§ **À faire**:
Traduisez en anglais, s'il vous plaît, cette phrase de l'extrait choisi ci-dessous : « Une politique écologique implique au contraire de porter le projet d'un dépassement de ce système pour, à la fois, libérer le travail aliéné et préserver la nature. »

§ **Extrait choisi**:

Écologie libérale, Mensonge du capital

le 4 octobre 2023

Lorsqu’il parle d’écologie, le président de la République nous sert une envolée de mots tous aussi creux les uns que les autres. Ce n’est que la pauvre parure de son inaction au moment même où le Secrétaire général de l’ONU Antonio Guterres alerte sur « l’effondrement climatique (qui) a commencé ».

Après « l’écologie de la production », « l’écologie du quotidien », » l’écologie de l’apaisement », « l’écologie positive », voici que monsieur Macron nous a promis, le 24 septembre dernier, une « écologie à la française, une écologie de progrès ».

Ces mots vides servent de maquillage à d’inquiétantes décisions du gouvernement : celle de ne pas s’opposer à la Commission européenne dans son choix de prolonger de dix ans l’utilisation du glyphosate, pourtant déclaré cancérigène et neurotoxique pour les paysans, les femmes enceintes et des strates importantes de la population ; celle du report à 2027 de la fermeture de nos centrales à charbon, alors qu’elles devaient s’éteindre en 2022 ; celle de l’autorisation accordée à Total de procéder à de nouveaux forages et ce feu maintenu au vert pour les banques** qui financent les firmes pétrolières engagées dans l’exploitation de nouveaux gisements ; celle, aussi, de l’augmentation des importations de pétrole et de gaz de l’Azerbaïdjan du dictateur Ilham Aliev et de laisser tomber le peuple arménien contraint de fuir la République du Haut-Karabakh. L’« écologie de progrès » de l’hôte de l’Élysée c’est, en outre une orientation de la politique agricole basée sur le triptyque « numérique, robotique, génétique », au détriment des humains et de la nature ; la construction de mégabassines véritables  pompes asséchantes des nappes phréatiques ; et, enfin, la bétonisation de zones agricoles comme celle du triangle de Gonesse dans le nord de la région parisienne ou de l’autoroute A 64 pour, paraît-il, gagner un quart d’heure entre Toulouse et Castres. Ceci se fait au moment même ou les droites et les extrêmes droites dévitalisent au parlement européen la loi dite de « restauration de la nature ».

Après cela, les plans et rantanplans du président se fondent sur une « responsabilité – culpabilité » individuelle indifférenciée, que l’on soit milliardaire ou smicard. Par contre, il s’efforce de protéger les dogmes du capitalisme financier et mondialisé : pas de normes contraignantes pour la grande industrie de la pétrochimie, de l’agro-industrie ; impulsion du « marché » capitaliste, valorisation du diptyque « compétitivité – prix » et pression maximale sur les niveaux de rémunération du travail et des retraites ; mise en œuvre du traité de libre-échange avec le Canada alors que le Parlement n’a toujours pas eu le droit de se prononcer sur ce texte.

Protéger le capital nécessite de la part des pouvoirs à son service de l’aider dans sa mutation vers un capitalisme dont la façade serait repeinte en un vert pâle qui n’empêchera pas les glaciers de fondre, la biodiversité de s’éteindre, le climat de s’emballer, comme on le voit en ce début du mois d’octobre. Une politique écologique implique au contraire de porter le projet d’un dépassement de ce système pour, à la fois, libérer le travail aliéné et préserver la nature.

§ **Lignes de données**:
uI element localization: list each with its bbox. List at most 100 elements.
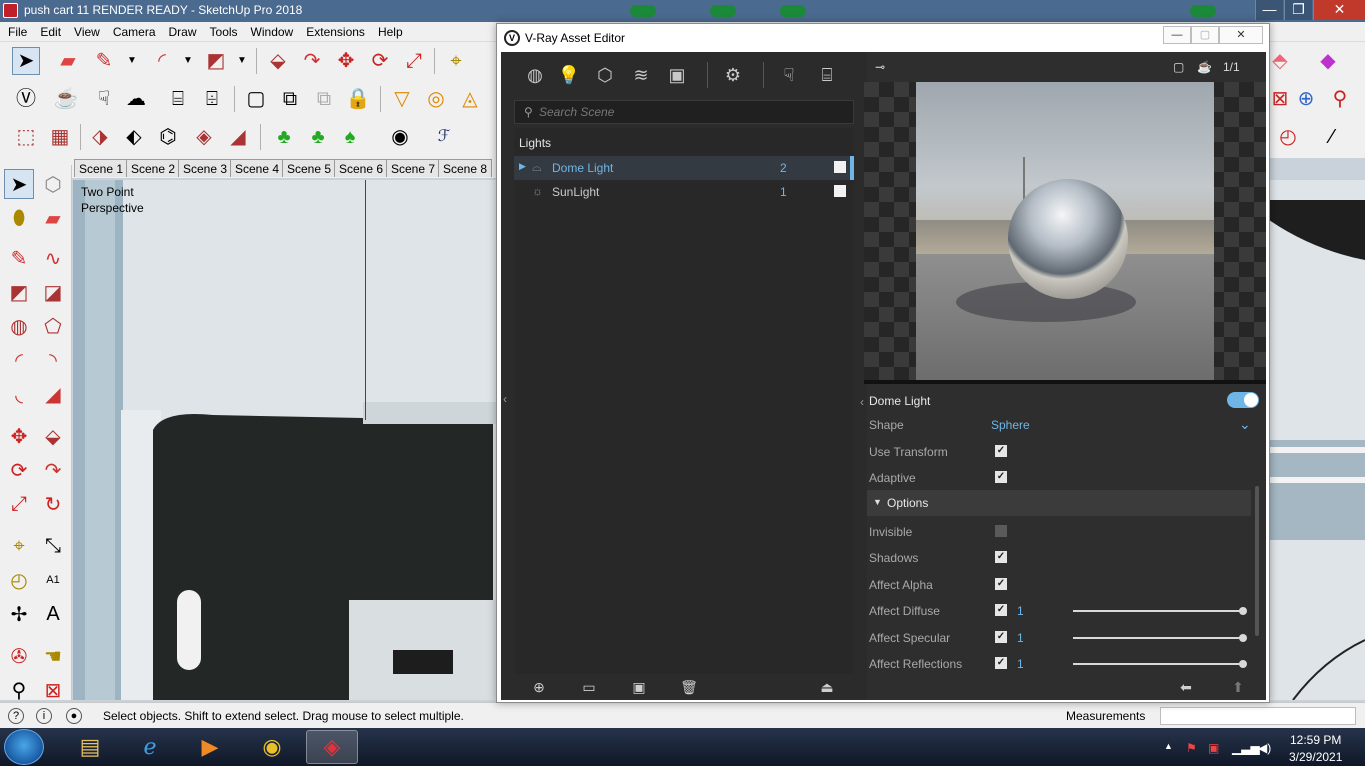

§ **Résultat**:
An ecological policy, on the contrary, means carrying forward the project of moving beyond this system in order both to free alienated labor and to preserve nature.